= WHAT IS BEING ASKED =
Find how many lines contain the word "bord" and state that number alone.

= SUPPLIED ENTRIES =
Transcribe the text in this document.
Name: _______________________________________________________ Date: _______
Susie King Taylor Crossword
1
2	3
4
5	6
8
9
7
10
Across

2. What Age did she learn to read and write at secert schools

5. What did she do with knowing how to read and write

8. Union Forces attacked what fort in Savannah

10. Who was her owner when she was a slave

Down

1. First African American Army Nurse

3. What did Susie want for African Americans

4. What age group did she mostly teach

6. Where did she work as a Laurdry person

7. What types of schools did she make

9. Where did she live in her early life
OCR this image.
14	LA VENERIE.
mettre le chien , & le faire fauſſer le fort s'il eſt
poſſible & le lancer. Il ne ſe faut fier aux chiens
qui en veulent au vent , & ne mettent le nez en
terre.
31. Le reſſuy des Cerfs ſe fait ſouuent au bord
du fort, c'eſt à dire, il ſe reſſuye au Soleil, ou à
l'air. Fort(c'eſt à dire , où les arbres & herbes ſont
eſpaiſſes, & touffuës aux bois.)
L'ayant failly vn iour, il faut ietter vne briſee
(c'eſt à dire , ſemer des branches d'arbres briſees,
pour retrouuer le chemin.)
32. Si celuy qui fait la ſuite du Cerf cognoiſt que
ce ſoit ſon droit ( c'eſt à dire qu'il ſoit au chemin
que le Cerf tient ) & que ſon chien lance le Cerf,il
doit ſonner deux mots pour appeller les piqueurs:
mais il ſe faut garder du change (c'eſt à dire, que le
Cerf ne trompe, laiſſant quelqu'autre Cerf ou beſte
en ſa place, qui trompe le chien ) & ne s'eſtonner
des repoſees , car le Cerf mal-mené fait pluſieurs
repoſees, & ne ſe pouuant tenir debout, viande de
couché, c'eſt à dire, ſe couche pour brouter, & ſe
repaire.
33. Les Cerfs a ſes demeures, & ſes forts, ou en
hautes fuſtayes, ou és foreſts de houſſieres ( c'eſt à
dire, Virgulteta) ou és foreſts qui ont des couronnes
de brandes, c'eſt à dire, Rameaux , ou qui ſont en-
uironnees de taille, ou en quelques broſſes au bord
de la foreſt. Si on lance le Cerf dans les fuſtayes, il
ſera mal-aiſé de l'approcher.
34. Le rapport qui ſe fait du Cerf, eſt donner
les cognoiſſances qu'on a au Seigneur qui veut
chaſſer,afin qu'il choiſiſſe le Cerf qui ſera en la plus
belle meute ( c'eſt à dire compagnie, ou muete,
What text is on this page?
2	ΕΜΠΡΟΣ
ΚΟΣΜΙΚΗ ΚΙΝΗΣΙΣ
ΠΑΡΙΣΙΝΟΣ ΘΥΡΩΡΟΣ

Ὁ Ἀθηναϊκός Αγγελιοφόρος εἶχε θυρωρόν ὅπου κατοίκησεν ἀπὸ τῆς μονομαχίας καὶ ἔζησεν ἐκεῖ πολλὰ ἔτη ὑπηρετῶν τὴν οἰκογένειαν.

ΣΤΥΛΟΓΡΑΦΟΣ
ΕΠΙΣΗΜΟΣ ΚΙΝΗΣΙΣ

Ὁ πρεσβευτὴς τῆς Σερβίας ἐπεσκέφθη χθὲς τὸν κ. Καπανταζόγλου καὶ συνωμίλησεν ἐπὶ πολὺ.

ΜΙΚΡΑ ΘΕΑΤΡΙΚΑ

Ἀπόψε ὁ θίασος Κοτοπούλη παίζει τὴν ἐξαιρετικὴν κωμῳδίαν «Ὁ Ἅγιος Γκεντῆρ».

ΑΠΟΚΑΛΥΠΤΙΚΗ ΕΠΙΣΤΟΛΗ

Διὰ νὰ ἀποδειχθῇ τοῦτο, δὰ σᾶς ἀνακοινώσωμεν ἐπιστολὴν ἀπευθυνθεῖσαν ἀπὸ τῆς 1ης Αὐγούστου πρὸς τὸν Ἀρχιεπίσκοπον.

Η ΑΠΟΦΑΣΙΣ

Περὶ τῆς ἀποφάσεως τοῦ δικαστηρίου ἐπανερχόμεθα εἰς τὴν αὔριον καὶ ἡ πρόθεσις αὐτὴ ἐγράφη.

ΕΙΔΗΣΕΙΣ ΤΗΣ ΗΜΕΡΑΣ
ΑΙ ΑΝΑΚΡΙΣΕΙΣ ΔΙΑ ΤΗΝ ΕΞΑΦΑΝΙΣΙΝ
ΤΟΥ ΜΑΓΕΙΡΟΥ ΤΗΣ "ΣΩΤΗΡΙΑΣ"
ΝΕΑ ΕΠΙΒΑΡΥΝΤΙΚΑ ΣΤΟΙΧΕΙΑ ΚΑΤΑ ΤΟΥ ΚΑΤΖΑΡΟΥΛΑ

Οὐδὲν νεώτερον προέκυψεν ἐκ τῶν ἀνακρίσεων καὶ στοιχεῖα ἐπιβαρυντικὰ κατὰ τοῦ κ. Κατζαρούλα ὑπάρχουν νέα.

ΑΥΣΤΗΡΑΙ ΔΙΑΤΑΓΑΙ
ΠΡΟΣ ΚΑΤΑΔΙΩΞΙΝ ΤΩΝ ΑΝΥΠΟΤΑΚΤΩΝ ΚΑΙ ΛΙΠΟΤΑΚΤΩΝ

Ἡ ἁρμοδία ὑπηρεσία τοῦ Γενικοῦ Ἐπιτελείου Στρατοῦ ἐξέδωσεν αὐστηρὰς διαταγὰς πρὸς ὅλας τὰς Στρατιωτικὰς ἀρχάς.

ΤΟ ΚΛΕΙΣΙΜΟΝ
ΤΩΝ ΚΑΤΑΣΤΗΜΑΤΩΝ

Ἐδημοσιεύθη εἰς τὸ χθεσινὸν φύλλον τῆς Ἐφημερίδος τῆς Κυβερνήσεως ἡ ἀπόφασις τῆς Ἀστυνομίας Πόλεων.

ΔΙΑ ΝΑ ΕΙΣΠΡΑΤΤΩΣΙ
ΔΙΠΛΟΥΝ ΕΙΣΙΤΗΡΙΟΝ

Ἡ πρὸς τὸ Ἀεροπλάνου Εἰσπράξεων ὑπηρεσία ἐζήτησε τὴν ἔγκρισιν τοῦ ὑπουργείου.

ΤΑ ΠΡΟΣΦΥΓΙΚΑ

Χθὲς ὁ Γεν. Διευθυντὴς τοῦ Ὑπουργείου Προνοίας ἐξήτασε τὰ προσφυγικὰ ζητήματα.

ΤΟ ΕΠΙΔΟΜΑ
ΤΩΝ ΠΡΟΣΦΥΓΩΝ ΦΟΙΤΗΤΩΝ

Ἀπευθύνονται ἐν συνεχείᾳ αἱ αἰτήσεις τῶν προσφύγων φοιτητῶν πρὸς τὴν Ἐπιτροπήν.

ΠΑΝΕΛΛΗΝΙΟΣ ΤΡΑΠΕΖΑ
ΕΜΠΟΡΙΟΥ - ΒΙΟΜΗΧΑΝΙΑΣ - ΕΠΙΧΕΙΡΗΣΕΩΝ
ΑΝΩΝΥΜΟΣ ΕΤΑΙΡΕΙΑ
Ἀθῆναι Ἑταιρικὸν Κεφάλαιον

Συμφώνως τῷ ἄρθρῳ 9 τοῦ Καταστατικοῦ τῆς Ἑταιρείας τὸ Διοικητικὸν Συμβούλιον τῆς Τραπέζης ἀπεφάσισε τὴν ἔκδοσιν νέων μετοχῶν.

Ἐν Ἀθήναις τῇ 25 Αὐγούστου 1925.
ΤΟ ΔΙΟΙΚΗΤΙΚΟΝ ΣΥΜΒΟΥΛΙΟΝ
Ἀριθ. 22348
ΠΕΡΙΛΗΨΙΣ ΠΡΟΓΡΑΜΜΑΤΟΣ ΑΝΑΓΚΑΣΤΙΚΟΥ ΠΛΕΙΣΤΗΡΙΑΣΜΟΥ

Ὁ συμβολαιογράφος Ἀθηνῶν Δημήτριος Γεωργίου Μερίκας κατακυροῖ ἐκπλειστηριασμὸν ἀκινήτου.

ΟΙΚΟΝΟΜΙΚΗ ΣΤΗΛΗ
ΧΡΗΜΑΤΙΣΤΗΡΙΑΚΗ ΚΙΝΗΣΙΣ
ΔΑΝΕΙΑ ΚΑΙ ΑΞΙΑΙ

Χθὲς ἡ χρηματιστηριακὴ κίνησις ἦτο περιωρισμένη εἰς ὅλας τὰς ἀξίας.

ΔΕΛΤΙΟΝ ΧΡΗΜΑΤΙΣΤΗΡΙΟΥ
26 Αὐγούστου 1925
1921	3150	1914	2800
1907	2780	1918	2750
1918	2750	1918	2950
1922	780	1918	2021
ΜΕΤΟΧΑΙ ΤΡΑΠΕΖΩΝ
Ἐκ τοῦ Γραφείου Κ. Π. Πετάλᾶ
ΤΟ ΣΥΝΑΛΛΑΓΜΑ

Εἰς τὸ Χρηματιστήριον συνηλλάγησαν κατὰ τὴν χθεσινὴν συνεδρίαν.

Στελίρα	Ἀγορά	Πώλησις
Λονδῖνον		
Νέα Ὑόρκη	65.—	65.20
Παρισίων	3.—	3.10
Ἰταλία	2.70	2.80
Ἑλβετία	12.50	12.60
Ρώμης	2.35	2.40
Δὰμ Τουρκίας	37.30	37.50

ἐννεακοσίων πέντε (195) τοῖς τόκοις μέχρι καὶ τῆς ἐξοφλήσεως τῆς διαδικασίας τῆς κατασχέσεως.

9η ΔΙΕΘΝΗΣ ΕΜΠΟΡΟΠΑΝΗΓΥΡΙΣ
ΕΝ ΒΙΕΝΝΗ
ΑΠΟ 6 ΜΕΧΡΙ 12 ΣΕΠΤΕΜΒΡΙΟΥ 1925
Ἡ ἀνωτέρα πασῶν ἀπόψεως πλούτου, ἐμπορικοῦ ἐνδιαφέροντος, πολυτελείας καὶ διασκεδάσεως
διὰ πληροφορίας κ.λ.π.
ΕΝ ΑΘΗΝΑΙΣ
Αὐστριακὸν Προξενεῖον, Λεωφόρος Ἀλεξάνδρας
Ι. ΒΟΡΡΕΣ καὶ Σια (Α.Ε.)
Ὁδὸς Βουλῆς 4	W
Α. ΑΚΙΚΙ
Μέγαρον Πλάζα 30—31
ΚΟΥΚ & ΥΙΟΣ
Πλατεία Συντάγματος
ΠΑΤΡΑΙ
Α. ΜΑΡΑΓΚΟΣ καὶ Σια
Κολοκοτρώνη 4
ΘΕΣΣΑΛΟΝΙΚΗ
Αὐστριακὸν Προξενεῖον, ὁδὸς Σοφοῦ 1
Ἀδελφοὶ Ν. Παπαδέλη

= SOLVED PROBLEM =
2